Look through the listing for the word "within". Copy each line that has it.

---------------

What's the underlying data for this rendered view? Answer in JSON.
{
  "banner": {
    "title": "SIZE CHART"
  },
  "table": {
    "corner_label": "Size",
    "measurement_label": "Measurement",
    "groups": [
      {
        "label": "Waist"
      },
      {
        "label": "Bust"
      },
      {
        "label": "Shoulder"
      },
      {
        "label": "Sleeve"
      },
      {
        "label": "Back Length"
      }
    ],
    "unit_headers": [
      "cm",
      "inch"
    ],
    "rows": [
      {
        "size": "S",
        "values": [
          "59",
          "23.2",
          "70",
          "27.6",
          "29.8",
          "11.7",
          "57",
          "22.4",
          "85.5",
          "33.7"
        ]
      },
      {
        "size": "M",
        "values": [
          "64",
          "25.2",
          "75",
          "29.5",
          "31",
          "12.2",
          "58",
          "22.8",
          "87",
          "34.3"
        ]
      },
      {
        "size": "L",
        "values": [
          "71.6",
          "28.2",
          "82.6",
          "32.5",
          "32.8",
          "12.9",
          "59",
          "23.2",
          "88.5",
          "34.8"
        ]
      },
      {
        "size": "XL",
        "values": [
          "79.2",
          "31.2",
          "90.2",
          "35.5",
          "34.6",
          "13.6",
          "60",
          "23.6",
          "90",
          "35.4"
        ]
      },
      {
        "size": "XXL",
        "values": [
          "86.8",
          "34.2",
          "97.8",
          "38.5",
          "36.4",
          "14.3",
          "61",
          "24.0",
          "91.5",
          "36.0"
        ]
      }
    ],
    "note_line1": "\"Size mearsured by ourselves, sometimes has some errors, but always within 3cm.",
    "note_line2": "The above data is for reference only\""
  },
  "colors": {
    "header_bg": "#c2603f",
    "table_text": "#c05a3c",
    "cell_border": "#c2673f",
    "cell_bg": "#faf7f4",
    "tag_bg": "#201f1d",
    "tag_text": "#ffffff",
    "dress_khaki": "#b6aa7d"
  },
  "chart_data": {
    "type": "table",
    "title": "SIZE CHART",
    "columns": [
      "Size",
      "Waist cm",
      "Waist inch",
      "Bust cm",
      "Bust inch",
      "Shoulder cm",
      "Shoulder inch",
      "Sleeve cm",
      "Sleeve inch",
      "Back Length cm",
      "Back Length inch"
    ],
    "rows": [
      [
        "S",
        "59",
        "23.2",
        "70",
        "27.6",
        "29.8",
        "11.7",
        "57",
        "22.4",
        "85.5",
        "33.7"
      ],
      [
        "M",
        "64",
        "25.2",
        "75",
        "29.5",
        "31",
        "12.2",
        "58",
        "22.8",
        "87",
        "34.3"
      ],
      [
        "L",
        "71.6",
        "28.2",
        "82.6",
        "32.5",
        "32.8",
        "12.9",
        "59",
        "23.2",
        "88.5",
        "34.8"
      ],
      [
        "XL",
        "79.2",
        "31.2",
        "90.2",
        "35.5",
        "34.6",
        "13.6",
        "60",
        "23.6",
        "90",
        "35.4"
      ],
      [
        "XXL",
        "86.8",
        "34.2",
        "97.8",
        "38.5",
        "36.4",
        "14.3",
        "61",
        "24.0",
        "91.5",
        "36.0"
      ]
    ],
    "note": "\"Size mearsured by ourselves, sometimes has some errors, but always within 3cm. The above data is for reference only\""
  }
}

---------------

Solution below:
    "note_line1": "\"Size mearsured by ourselves, sometimes has some errors, but always within 3cm.",
    "note": "\"Size mearsured by ourselves, sometimes has some errors, but always within 3cm. The above data is for reference only\""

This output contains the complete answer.